■ Task directions: Output only the count of lines that contain "Competitor".

Data entries:
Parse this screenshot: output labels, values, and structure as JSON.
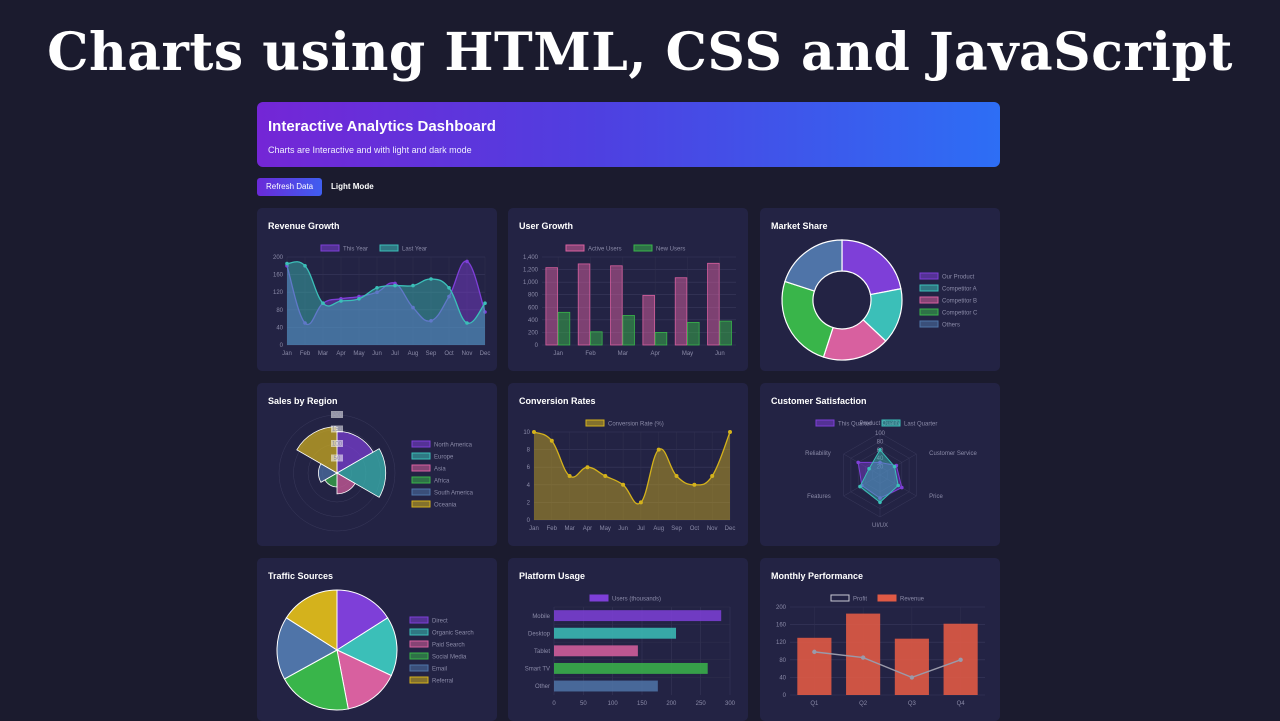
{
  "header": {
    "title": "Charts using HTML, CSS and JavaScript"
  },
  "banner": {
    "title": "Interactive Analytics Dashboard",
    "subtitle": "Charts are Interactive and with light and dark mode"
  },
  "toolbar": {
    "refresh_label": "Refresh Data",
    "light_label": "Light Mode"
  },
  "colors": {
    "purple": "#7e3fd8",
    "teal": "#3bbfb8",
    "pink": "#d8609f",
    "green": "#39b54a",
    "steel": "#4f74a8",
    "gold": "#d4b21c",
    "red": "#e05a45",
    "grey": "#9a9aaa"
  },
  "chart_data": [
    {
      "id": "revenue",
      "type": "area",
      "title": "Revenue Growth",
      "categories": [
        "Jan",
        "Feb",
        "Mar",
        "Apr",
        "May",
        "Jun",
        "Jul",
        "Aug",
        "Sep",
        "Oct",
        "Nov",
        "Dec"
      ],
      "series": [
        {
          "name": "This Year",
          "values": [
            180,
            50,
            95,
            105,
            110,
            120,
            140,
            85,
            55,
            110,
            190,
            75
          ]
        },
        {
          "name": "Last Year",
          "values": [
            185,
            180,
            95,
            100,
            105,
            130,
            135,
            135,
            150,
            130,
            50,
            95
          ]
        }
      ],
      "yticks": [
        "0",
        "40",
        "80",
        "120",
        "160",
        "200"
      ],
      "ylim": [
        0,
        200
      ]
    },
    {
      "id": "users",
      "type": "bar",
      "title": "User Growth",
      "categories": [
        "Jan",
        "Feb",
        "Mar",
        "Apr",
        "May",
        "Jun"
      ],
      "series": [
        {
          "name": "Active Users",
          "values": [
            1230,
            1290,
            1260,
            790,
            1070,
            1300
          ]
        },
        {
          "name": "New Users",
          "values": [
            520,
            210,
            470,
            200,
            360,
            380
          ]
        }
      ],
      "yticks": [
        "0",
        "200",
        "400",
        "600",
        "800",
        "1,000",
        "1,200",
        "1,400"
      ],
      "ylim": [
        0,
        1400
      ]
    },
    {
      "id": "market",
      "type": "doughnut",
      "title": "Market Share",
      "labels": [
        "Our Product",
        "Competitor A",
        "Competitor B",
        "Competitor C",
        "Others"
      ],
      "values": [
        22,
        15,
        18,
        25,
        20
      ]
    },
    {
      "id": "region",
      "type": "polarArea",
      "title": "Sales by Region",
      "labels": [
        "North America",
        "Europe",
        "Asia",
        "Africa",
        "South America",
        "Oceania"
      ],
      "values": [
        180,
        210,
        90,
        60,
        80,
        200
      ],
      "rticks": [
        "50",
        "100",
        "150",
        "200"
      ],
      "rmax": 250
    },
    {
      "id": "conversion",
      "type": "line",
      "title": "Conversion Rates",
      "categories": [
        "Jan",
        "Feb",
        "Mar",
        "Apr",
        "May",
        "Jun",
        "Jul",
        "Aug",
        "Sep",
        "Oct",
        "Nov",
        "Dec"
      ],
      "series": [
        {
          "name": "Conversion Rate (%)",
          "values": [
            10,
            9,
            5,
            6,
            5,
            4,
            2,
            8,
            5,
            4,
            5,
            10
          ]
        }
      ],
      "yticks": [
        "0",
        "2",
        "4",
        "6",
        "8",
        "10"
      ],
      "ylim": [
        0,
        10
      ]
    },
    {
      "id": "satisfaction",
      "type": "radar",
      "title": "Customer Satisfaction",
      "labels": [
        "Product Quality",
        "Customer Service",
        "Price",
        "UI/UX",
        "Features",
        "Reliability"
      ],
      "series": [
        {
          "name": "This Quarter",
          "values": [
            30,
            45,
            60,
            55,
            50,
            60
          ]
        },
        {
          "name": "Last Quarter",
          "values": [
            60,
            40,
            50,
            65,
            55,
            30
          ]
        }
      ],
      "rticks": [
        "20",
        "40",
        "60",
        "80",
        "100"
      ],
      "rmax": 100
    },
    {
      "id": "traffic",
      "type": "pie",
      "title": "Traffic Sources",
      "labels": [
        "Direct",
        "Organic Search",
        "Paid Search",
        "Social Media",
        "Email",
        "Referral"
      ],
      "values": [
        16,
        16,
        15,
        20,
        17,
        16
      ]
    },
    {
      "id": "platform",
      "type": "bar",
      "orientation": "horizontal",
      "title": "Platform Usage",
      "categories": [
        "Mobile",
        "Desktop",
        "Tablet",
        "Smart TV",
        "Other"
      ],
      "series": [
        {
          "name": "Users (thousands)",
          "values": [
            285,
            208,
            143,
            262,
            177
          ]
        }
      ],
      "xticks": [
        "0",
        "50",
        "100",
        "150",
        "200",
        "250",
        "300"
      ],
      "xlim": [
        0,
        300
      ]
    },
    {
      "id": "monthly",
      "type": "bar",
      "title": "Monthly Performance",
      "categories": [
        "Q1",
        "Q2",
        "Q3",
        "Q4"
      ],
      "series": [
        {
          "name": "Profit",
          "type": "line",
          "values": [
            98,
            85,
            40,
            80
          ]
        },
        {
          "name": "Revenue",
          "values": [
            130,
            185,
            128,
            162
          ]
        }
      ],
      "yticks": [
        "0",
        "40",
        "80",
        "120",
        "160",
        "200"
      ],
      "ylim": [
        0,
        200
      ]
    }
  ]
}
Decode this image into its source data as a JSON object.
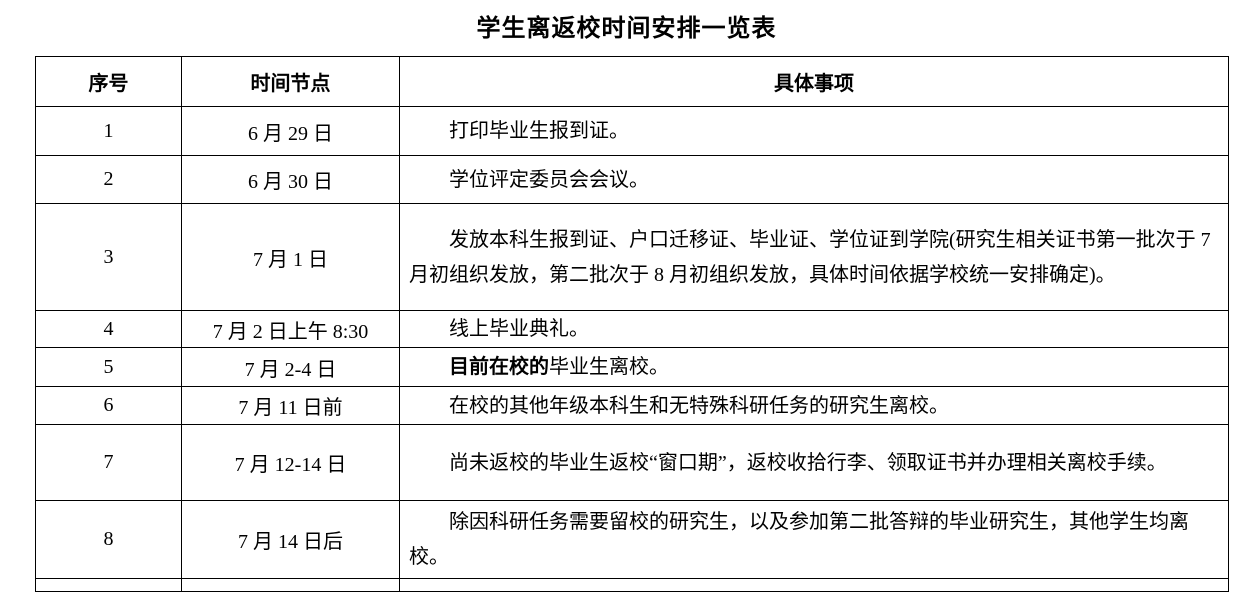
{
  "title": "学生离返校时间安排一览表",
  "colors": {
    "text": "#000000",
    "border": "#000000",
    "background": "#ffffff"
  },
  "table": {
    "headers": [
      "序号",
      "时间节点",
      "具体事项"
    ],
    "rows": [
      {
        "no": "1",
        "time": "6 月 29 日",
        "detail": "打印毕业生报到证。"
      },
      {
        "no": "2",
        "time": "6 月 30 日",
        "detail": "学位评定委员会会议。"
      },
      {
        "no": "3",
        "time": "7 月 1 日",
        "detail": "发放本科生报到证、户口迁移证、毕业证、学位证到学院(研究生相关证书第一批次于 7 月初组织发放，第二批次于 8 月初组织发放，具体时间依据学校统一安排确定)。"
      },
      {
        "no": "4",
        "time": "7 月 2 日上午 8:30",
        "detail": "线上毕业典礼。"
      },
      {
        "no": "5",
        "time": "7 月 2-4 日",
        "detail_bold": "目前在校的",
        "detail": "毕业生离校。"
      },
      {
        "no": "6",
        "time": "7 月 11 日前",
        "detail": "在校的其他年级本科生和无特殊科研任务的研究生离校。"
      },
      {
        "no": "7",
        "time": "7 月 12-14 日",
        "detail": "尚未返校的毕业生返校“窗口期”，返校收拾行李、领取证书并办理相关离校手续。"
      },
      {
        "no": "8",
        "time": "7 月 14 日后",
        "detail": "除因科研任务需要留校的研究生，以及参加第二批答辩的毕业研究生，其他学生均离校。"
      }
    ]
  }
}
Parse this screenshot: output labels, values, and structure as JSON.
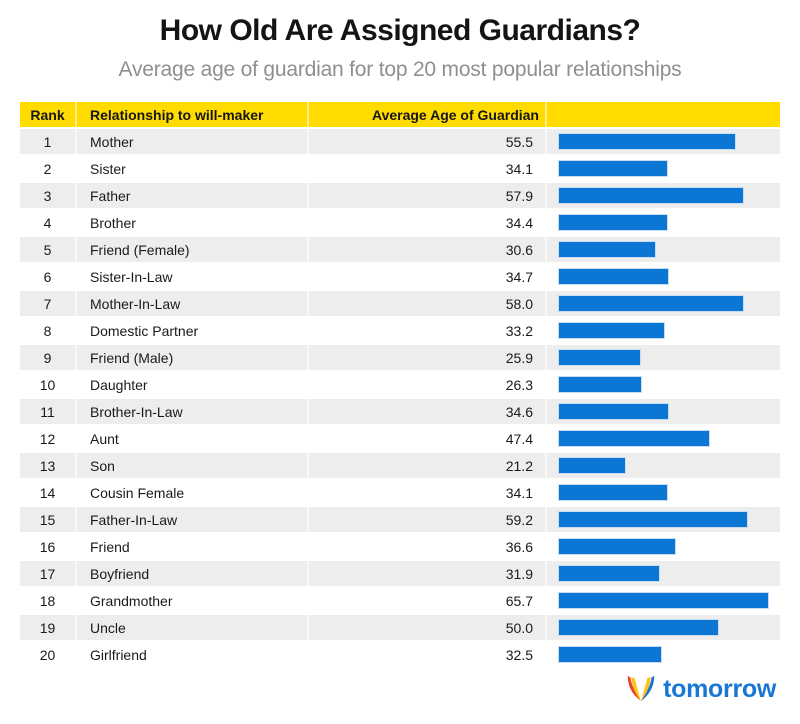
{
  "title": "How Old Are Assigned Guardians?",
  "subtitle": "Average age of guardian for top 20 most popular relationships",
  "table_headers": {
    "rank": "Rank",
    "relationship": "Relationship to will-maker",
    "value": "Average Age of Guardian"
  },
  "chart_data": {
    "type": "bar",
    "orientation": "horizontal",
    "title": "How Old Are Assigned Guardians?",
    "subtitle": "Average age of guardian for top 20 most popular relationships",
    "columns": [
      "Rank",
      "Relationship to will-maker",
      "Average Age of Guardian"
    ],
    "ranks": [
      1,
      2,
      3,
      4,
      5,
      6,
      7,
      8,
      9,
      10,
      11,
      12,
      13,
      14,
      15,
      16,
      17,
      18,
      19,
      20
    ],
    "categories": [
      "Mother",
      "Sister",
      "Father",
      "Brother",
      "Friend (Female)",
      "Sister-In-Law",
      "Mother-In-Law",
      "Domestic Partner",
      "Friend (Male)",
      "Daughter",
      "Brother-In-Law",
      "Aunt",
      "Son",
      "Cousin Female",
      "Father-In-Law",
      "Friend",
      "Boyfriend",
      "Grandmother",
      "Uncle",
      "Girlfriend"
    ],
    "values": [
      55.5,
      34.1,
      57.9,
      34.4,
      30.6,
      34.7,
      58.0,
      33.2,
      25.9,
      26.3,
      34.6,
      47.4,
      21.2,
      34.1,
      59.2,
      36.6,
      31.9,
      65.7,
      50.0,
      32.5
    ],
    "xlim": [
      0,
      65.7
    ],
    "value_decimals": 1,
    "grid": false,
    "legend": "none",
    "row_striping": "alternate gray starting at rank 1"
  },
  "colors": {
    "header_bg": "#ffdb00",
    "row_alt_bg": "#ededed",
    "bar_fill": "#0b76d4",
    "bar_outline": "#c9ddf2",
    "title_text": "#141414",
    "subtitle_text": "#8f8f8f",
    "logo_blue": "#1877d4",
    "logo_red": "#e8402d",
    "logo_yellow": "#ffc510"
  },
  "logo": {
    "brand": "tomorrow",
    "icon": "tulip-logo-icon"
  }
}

■ Solved exercise: 3